(Collected data entries)
====

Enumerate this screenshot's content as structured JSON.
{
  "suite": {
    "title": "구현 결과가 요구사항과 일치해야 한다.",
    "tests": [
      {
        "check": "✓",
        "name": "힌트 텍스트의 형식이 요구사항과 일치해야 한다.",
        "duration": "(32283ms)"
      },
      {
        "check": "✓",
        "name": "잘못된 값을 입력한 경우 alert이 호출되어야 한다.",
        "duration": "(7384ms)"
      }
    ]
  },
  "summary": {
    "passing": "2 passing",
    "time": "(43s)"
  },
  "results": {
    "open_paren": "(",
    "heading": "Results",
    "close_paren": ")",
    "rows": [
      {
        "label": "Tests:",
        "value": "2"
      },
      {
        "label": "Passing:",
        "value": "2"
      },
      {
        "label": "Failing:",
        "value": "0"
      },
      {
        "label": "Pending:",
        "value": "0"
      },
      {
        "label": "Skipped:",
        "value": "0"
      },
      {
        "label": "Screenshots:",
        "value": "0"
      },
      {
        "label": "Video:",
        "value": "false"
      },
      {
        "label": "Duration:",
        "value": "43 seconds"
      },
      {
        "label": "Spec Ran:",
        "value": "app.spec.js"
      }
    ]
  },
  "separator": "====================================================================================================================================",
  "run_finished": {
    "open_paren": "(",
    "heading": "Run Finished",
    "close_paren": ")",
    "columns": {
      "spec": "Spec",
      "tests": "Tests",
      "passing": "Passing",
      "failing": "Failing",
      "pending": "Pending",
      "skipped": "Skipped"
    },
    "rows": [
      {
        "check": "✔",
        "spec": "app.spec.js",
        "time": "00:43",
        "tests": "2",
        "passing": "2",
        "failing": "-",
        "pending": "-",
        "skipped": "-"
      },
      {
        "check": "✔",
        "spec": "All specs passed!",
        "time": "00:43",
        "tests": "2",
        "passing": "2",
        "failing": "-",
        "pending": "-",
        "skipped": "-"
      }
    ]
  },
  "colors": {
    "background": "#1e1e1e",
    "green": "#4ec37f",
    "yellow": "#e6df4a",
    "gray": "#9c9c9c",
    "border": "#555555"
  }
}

====

- TO BE DONE -
Take the listing above and write it out again exactly.

- ANSWER TO THE EXERCISE -
Enumerate this screenshot's content as structured JSON.
{
  "suite": {
    "title": "구현 결과가 요구사항과 일치해야 한다.",
    "tests": [
      {
        "check": "✓",
        "name": "힌트 텍스트의 형식이 요구사항과 일치해야 한다.",
        "duration": "(32283ms)"
      },
      {
        "check": "✓",
        "name": "잘못된 값을 입력한 경우 alert이 호출되어야 한다.",
        "duration": "(7384ms)"
      }
    ]
  },
  "summary": {
    "passing": "2 passing",
    "time": "(43s)"
  },
  "results": {
    "open_paren": "(",
    "heading": "Results",
    "close_paren": ")",
    "rows": [
      {
        "label": "Tests:",
        "value": "2"
      },
      {
        "label": "Passing:",
        "value": "2"
      },
      {
        "label": "Failing:",
        "value": "0"
      },
      {
        "label": "Pending:",
        "value": "0"
      },
      {
        "label": "Skipped:",
        "value": "0"
      },
      {
        "label": "Screenshots:",
        "value": "0"
      },
      {
        "label": "Video:",
        "value": "false"
      },
      {
        "label": "Duration:",
        "value": "43 seconds"
      },
      {
        "label": "Spec Ran:",
        "value": "app.spec.js"
      }
    ]
  },
  "separator": "====================================================================================================================================",
  "run_finished": {
    "open_paren": "(",
    "heading": "Run Finished",
    "close_paren": ")",
    "columns": {
      "spec": "Spec",
      "tests": "Tests",
      "passing": "Passing",
      "failing": "Failing",
      "pending": "Pending",
      "skipped": "Skipped"
    },
    "rows": [
      {
        "check": "✔",
        "spec": "app.spec.js",
        "time": "00:43",
        "tests": "2",
        "passing": "2",
        "failing": "-",
        "pending": "-",
        "skipped": "-"
      },
      {
        "check": "✔",
        "spec": "All specs passed!",
        "time": "00:43",
        "tests": "2",
        "passing": "2",
        "failing": "-",
        "pending": "-",
        "skipped": "-"
      }
    ]
  },
  "colors": {
    "background": "#1e1e1e",
    "green": "#4ec37f",
    "yellow": "#e6df4a",
    "gray": "#9c9c9c",
    "border": "#555555"
  }
}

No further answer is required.